# INSTRUCTIONS TO FOLLOW:
Reproduce the listing below in its entirety. Change nothing.

Records contained in a dataset:
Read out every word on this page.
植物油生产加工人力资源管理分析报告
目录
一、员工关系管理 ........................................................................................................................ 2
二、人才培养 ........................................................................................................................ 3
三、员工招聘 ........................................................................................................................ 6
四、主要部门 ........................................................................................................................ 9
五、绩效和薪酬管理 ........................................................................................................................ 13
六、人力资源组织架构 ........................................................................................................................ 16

# ANSWER TO THIS PROBLEM:
Read out every word on this page.
植物油生产加工人力资源管理分析报告
目录
一、员工关系管理 ........................................................................................................................ 2
二、人才培养 ........................................................................................................................ 3
三、员工招聘 ........................................................................................................................ 6
四、主要部门 ........................................................................................................................ 9
五、绩效和薪酬管理 ........................................................................................................................ 13
六、人力资源组织架构 ........................................................................................................................ 16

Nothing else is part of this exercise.